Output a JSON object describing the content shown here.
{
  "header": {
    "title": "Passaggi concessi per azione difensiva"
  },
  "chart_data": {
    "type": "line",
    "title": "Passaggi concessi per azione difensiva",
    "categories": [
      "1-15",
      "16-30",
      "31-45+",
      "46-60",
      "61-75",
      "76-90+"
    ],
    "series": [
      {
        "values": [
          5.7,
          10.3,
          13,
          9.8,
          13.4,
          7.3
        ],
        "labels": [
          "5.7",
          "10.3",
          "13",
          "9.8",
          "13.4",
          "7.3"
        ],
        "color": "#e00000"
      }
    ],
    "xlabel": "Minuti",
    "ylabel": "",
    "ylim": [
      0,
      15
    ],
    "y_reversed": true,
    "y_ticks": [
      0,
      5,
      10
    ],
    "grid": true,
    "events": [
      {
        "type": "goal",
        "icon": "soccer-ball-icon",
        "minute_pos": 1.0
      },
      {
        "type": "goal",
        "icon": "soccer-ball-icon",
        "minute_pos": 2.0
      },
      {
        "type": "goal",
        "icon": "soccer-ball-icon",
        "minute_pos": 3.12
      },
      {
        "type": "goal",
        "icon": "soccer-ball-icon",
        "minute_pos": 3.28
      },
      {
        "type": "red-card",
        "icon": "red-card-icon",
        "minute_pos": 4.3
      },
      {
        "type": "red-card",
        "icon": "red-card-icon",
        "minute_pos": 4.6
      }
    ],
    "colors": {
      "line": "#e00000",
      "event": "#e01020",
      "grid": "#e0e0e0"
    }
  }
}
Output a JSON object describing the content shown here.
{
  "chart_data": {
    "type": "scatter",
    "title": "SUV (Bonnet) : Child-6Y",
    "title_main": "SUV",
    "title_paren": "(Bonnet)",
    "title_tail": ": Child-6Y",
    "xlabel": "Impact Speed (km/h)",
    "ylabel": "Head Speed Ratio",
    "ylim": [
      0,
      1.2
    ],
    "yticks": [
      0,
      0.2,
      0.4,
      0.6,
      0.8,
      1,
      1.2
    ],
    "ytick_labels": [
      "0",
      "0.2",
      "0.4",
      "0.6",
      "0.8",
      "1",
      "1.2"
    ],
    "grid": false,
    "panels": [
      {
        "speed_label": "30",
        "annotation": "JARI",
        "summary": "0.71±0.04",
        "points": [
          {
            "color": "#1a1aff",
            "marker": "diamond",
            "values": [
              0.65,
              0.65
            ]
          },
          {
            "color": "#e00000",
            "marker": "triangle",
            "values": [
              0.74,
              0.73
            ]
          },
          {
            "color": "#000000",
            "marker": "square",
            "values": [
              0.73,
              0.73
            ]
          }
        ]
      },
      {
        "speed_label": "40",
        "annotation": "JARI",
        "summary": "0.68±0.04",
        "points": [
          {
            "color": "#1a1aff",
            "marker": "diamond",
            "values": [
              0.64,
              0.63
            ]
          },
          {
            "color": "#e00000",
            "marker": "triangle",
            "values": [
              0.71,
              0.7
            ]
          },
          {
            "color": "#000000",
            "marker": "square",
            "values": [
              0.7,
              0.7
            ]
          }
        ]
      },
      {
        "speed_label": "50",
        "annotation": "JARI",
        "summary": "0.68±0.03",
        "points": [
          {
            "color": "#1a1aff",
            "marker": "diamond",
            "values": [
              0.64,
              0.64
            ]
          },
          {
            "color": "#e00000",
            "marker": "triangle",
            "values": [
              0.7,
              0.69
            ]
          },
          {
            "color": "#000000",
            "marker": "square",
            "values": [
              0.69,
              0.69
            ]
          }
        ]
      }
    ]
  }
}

......

Reproduce the complete data exactly as presented above.

Output a JSON object describing the content shown here.
{
  "header": {
    "title": "Passaggi concessi per azione difensiva"
  },
  "chart_data": {
    "type": "line",
    "title": "Passaggi concessi per azione difensiva",
    "categories": [
      "1-15",
      "16-30",
      "31-45+",
      "46-60",
      "61-75",
      "76-90+"
    ],
    "series": [
      {
        "values": [
          5.7,
          10.3,
          13,
          9.8,
          13.4,
          7.3
        ],
        "labels": [
          "5.7",
          "10.3",
          "13",
          "9.8",
          "13.4",
          "7.3"
        ],
        "color": "#e00000"
      }
    ],
    "xlabel": "Minuti",
    "ylabel": "",
    "ylim": [
      0,
      15
    ],
    "y_reversed": true,
    "y_ticks": [
      0,
      5,
      10
    ],
    "grid": true,
    "events": [
      {
        "type": "goal",
        "icon": "soccer-ball-icon",
        "minute_pos": 1.0
      },
      {
        "type": "goal",
        "icon": "soccer-ball-icon",
        "minute_pos": 2.0
      },
      {
        "type": "goal",
        "icon": "soccer-ball-icon",
        "minute_pos": 3.12
      },
      {
        "type": "goal",
        "icon": "soccer-ball-icon",
        "minute_pos": 3.28
      },
      {
        "type": "red-card",
        "icon": "red-card-icon",
        "minute_pos": 4.3
      },
      {
        "type": "red-card",
        "icon": "red-card-icon",
        "minute_pos": 4.6
      }
    ],
    "colors": {
      "line": "#e00000",
      "event": "#e01020",
      "grid": "#e0e0e0"
    }
  }
}
Output a JSON object describing the content shown here.
{
  "chart_data": {
    "type": "scatter",
    "title": "SUV (Bonnet) : Child-6Y",
    "title_main": "SUV",
    "title_paren": "(Bonnet)",
    "title_tail": ": Child-6Y",
    "xlabel": "Impact Speed (km/h)",
    "ylabel": "Head Speed Ratio",
    "ylim": [
      0,
      1.2
    ],
    "yticks": [
      0,
      0.2,
      0.4,
      0.6,
      0.8,
      1,
      1.2
    ],
    "ytick_labels": [
      "0",
      "0.2",
      "0.4",
      "0.6",
      "0.8",
      "1",
      "1.2"
    ],
    "grid": false,
    "panels": [
      {
        "speed_label": "30",
        "annotation": "JARI",
        "summary": "0.71±0.04",
        "points": [
          {
            "color": "#1a1aff",
            "marker": "diamond",
            "values": [
              0.65,
              0.65
            ]
          },
          {
            "color": "#e00000",
            "marker": "triangle",
            "values": [
              0.74,
              0.73
            ]
          },
          {
            "color": "#000000",
            "marker": "square",
            "values": [
              0.73,
              0.73
            ]
          }
        ]
      },
      {
        "speed_label": "40",
        "annotation": "JARI",
        "summary": "0.68±0.04",
        "points": [
          {
            "color": "#1a1aff",
            "marker": "diamond",
            "values": [
              0.64,
              0.63
            ]
          },
          {
            "color": "#e00000",
            "marker": "triangle",
            "values": [
              0.71,
              0.7
            ]
          },
          {
            "color": "#000000",
            "marker": "square",
            "values": [
              0.7,
              0.7
            ]
          }
        ]
      },
      {
        "speed_label": "50",
        "annotation": "JARI",
        "summary": "0.68±0.03",
        "points": [
          {
            "color": "#1a1aff",
            "marker": "diamond",
            "values": [
              0.64,
              0.64
            ]
          },
          {
            "color": "#e00000",
            "marker": "triangle",
            "values": [
              0.7,
              0.69
            ]
          },
          {
            "color": "#000000",
            "marker": "square",
            "values": [
              0.69,
              0.69
            ]
          }
        ]
      }
    ]
  }
}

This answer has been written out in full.